** start of Data for the task **

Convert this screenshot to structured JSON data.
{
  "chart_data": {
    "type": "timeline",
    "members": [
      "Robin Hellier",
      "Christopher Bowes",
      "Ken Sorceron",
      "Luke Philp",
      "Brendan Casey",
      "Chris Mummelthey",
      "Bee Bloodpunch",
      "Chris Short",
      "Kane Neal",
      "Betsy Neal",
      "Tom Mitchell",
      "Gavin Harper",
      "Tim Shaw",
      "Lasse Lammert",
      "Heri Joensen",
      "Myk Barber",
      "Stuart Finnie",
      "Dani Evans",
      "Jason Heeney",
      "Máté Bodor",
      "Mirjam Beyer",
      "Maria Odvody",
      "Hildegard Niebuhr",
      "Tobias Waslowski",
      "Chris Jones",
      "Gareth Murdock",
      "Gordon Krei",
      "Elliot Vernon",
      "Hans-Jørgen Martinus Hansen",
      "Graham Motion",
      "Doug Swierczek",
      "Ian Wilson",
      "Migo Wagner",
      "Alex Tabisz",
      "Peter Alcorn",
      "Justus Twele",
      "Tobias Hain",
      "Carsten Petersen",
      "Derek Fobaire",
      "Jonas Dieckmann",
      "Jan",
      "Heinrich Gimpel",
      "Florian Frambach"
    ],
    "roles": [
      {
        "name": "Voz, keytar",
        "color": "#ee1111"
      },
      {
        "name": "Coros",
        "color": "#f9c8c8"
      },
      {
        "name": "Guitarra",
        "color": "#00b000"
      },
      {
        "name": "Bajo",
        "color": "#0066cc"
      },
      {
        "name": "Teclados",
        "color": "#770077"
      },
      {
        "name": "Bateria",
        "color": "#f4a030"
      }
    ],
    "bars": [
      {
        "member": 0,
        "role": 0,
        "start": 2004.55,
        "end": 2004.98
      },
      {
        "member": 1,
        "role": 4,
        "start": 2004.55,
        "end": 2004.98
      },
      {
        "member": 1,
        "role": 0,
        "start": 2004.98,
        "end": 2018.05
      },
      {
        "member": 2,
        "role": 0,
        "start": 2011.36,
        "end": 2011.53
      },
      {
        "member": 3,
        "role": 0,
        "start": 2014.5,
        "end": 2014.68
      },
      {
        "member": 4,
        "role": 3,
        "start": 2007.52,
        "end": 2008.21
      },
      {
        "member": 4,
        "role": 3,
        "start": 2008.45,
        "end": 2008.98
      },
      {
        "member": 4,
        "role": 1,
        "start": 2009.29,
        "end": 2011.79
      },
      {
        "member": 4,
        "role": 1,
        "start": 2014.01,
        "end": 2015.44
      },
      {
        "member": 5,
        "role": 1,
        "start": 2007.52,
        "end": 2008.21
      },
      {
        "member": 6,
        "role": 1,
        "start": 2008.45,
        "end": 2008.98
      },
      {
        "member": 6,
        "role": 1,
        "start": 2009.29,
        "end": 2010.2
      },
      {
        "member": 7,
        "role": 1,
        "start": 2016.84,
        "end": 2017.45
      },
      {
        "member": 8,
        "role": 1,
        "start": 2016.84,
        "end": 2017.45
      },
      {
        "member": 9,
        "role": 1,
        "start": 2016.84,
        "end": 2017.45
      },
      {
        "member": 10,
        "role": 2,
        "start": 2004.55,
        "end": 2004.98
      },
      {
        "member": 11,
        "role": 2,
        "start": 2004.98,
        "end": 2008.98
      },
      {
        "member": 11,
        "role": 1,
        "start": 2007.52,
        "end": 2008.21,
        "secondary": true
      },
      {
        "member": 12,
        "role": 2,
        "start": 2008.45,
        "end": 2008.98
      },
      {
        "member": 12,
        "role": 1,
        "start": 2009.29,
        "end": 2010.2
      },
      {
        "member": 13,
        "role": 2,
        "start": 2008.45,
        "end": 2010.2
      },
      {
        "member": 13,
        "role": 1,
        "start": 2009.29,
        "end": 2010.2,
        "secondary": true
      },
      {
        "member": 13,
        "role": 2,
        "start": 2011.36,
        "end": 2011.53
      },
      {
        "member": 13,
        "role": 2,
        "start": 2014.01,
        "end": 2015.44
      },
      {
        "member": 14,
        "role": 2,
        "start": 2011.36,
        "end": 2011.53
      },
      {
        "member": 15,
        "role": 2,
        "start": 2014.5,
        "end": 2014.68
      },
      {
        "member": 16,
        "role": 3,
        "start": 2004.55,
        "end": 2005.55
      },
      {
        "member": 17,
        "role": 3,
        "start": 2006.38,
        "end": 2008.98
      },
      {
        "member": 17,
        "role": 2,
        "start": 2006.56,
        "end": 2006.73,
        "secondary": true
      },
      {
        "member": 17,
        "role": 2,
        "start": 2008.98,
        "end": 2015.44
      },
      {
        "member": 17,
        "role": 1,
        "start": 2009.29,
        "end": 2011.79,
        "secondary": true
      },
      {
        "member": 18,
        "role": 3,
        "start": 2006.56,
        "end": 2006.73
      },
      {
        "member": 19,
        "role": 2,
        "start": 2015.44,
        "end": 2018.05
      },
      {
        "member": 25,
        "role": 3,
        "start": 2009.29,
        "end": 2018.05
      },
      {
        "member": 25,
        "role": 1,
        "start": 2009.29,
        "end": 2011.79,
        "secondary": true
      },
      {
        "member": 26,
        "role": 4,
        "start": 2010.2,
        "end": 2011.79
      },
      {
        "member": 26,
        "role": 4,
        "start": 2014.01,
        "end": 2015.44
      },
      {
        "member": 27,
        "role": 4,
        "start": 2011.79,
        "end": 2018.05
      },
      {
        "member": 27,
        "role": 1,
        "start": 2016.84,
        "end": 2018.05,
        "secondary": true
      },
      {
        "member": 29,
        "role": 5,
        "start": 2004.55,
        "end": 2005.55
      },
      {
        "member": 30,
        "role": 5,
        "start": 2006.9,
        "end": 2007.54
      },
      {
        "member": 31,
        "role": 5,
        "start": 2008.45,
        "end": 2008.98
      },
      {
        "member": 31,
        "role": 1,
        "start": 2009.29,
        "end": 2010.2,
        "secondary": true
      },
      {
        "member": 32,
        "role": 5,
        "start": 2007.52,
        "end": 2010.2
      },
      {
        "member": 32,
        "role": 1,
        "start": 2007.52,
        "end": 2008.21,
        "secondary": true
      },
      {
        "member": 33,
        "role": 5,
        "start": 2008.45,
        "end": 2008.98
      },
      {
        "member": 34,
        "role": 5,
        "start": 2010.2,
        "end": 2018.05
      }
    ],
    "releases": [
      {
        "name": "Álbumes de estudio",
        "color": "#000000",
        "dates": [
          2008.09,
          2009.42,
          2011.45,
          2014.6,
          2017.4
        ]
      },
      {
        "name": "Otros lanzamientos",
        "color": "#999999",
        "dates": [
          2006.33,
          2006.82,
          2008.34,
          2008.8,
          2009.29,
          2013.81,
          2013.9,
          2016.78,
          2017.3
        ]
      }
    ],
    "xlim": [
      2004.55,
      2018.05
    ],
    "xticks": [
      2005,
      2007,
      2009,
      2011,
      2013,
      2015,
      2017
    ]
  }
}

** end of Data for the task **

◆ What you have to do:
Report every line in the data above in which the word "color" appears.

◆ Output:
        "color": "#ee1111"
        "color": "#f9c8c8"
        "color": "#00b000"
        "color": "#0066cc"
        "color": "#770077"
        "color": "#f4a030"
        "color": "#000000",
        "color": "#999999",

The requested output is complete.